EXERCISE GOAL.
How many lines of the data include the string "text"? State the number and nothing else.

+ + + + +

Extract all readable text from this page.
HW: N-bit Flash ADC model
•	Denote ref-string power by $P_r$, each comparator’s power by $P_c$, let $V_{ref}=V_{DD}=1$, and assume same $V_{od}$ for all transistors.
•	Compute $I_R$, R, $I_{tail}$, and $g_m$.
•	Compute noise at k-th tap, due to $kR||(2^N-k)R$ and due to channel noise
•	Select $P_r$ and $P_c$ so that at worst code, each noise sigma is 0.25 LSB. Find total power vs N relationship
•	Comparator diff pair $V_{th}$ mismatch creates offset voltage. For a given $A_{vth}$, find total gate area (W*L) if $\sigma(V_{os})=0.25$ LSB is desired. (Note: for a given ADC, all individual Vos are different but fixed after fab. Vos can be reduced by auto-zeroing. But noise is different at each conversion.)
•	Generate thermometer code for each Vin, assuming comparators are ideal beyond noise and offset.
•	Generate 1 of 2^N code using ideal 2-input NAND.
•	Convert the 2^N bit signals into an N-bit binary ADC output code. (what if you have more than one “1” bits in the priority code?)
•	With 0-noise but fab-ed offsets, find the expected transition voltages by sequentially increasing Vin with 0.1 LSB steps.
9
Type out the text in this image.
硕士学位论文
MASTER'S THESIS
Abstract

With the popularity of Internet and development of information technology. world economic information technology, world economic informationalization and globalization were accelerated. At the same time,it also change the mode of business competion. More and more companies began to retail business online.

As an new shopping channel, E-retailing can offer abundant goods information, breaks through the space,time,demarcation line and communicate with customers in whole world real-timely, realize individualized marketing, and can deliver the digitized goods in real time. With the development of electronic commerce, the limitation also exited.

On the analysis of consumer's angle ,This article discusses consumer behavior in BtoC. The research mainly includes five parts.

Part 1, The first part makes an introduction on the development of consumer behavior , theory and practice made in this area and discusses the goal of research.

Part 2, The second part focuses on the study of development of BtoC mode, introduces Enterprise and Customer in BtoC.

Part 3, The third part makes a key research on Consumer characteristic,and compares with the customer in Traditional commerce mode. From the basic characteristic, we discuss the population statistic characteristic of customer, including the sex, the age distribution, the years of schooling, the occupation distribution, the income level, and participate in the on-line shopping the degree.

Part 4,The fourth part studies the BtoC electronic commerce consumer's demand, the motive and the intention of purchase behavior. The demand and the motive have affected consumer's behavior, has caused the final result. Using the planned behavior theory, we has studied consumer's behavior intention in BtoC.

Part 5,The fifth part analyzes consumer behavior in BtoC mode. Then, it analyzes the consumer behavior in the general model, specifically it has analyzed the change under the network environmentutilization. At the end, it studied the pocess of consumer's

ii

+ + + + +

WRITTEN SOLUTION.
2